> _What is required_
Extract every line of the listing below and reproduce each one exactly as it appears.

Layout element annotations
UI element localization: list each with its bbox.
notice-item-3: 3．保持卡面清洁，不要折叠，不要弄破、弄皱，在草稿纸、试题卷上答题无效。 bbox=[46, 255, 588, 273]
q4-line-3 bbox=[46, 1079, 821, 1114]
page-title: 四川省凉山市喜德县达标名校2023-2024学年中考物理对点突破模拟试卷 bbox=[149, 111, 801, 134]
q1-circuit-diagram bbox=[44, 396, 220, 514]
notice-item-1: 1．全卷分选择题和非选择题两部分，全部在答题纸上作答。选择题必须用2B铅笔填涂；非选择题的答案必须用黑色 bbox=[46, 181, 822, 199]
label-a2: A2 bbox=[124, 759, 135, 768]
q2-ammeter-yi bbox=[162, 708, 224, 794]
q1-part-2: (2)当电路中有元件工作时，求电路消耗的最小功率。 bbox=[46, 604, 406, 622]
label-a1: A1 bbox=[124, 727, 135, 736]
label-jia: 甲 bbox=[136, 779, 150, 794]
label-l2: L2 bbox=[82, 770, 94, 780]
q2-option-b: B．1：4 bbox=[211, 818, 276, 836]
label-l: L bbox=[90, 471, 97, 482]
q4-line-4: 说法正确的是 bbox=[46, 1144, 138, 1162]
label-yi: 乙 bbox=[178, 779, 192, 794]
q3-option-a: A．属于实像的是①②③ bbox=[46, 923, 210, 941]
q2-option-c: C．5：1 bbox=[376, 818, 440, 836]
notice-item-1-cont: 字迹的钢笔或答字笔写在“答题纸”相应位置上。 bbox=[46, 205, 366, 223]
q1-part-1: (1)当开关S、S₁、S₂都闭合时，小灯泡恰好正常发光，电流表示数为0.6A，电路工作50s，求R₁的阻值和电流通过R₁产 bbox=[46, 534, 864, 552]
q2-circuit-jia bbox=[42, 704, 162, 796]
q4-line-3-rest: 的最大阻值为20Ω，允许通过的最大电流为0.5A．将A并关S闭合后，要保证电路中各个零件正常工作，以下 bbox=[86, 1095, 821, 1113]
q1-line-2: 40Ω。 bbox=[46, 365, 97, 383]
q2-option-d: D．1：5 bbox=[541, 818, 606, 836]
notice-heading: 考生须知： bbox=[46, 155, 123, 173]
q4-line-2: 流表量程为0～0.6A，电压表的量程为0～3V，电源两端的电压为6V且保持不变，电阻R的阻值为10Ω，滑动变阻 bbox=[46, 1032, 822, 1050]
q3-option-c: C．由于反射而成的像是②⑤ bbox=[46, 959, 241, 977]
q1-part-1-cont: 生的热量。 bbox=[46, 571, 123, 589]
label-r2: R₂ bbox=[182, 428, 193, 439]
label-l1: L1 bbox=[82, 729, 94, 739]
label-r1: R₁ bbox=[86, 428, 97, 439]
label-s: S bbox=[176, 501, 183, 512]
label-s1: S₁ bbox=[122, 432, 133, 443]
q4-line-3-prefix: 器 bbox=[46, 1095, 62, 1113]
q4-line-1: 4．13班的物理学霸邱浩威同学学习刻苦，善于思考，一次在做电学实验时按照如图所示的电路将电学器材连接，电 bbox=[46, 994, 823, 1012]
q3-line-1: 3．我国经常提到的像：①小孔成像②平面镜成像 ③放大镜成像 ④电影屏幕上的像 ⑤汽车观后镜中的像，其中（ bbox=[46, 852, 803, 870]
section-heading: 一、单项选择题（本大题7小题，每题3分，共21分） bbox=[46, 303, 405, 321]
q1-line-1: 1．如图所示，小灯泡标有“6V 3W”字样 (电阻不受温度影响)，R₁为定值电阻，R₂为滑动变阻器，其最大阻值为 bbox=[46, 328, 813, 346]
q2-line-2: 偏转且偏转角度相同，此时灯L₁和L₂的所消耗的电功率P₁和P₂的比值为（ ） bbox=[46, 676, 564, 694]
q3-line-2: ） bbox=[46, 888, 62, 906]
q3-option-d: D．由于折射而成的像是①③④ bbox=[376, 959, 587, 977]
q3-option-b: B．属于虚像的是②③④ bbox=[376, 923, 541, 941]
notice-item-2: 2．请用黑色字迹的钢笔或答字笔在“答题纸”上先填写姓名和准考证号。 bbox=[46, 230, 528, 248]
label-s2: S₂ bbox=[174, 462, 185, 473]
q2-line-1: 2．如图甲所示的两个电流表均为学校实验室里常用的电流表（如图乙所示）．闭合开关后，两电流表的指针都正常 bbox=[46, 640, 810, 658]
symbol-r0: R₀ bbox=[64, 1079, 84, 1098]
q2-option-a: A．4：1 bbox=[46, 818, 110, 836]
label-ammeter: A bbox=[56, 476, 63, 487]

> _Output of the task_
UI element localization: list each with its bbox.
notice-item-3: 3．保持卡面清洁，不要折叠，不要弄破、弄皱，在草稿纸、试题卷上答题无效。 bbox=[46, 255, 588, 273]
q4-line-3 bbox=[46, 1079, 821, 1114]
page-title: 四川省凉山市喜德县达标名校2023-2024学年中考物理对点突破模拟试卷 bbox=[149, 111, 801, 134]
q1-circuit-diagram bbox=[44, 396, 220, 514]
notice-item-1: 1．全卷分选择题和非选择题两部分，全部在答题纸上作答。选择题必须用2B铅笔填涂；非选择题的答案必须用黑色 bbox=[46, 181, 822, 199]
label-a2: A2 bbox=[124, 759, 135, 768]
q2-ammeter-yi bbox=[162, 708, 224, 794]
q1-part-2: (2)当电路中有元件工作时，求电路消耗的最小功率。 bbox=[46, 604, 406, 622]
label-a1: A1 bbox=[124, 727, 135, 736]
label-jia: 甲 bbox=[136, 779, 150, 794]
label-l2: L2 bbox=[82, 770, 94, 780]
q2-option-b: B．1：4 bbox=[211, 818, 276, 836]
label-l: L bbox=[90, 471, 97, 482]
q4-line-4: 说法正确的是 bbox=[46, 1144, 138, 1162]
label-yi: 乙 bbox=[178, 779, 192, 794]
q3-option-a: A．属于实像的是①②③ bbox=[46, 923, 210, 941]
q2-option-c: C．5：1 bbox=[376, 818, 440, 836]
notice-item-1-cont: 字迹的钢笔或答字笔写在“答题纸”相应位置上。 bbox=[46, 205, 366, 223]
q1-part-1: (1)当开关S、S₁、S₂都闭合时，小灯泡恰好正常发光，电流表示数为0.6A，电路工作50s，求R₁的阻值和电流通过R₁产 bbox=[46, 534, 864, 552]
q2-circuit-jia bbox=[42, 704, 162, 796]
q4-line-3-rest: 的最大阻值为20Ω，允许通过的最大电流为0.5A．将A并关S闭合后，要保证电路中各个零件正常工作，以下 bbox=[86, 1095, 821, 1113]
q1-line-2: 40Ω。 bbox=[46, 365, 97, 383]
q2-option-d: D．1：5 bbox=[541, 818, 606, 836]
notice-heading: 考生须知： bbox=[46, 155, 123, 173]
q4-line-2: 流表量程为0～0.6A，电压表的量程为0～3V，电源两端的电压为6V且保持不变，电阻R的阻值为10Ω，滑动变阻 bbox=[46, 1032, 822, 1050]
q3-option-c: C．由于反射而成的像是②⑤ bbox=[46, 959, 241, 977]
q1-part-1-cont: 生的热量。 bbox=[46, 571, 123, 589]
label-r2: R₂ bbox=[182, 428, 193, 439]
label-l1: L1 bbox=[82, 729, 94, 739]
label-r1: R₁ bbox=[86, 428, 97, 439]
label-s: S bbox=[176, 501, 183, 512]
label-s1: S₁ bbox=[122, 432, 133, 443]
q4-line-3-prefix: 器 bbox=[46, 1095, 62, 1113]
q4-line-1: 4．13班的物理学霸邱浩威同学学习刻苦，善于思考，一次在做电学实验时按照如图所示的电路将电学器材连接，电 bbox=[46, 994, 823, 1012]
q3-line-1: 3．我国经常提到的像：①小孔成像②平面镜成像 ③放大镜成像 ④电影屏幕上的像 ⑤汽车观后镜中的像，其中（ bbox=[46, 852, 803, 870]
section-heading: 一、单项选择题（本大题7小题，每题3分，共21分） bbox=[46, 303, 405, 321]
q1-line-1: 1．如图所示，小灯泡标有“6V 3W”字样 (电阻不受温度影响)，R₁为定值电阻，R₂为滑动变阻器，其最大阻值为 bbox=[46, 328, 813, 346]
q2-line-2: 偏转且偏转角度相同，此时灯L₁和L₂的所消耗的电功率P₁和P₂的比值为（ ） bbox=[46, 676, 564, 694]
q3-line-2: ） bbox=[46, 888, 62, 906]
q3-option-d: D．由于折射而成的像是①③④ bbox=[376, 959, 587, 977]
q3-option-b: B．属于虚像的是②③④ bbox=[376, 923, 541, 941]
notice-item-2: 2．请用黑色字迹的钢笔或答字笔在“答题纸”上先填写姓名和准考证号。 bbox=[46, 230, 528, 248]
label-s2: S₂ bbox=[174, 462, 185, 473]
q2-line-1: 2．如图甲所示的两个电流表均为学校实验室里常用的电流表（如图乙所示）．闭合开关后，两电流表的指针都正常 bbox=[46, 640, 810, 658]
symbol-r0: R₀ bbox=[64, 1079, 84, 1098]
q2-option-a: A．4：1 bbox=[46, 818, 110, 836]
label-ammeter: A bbox=[56, 476, 63, 487]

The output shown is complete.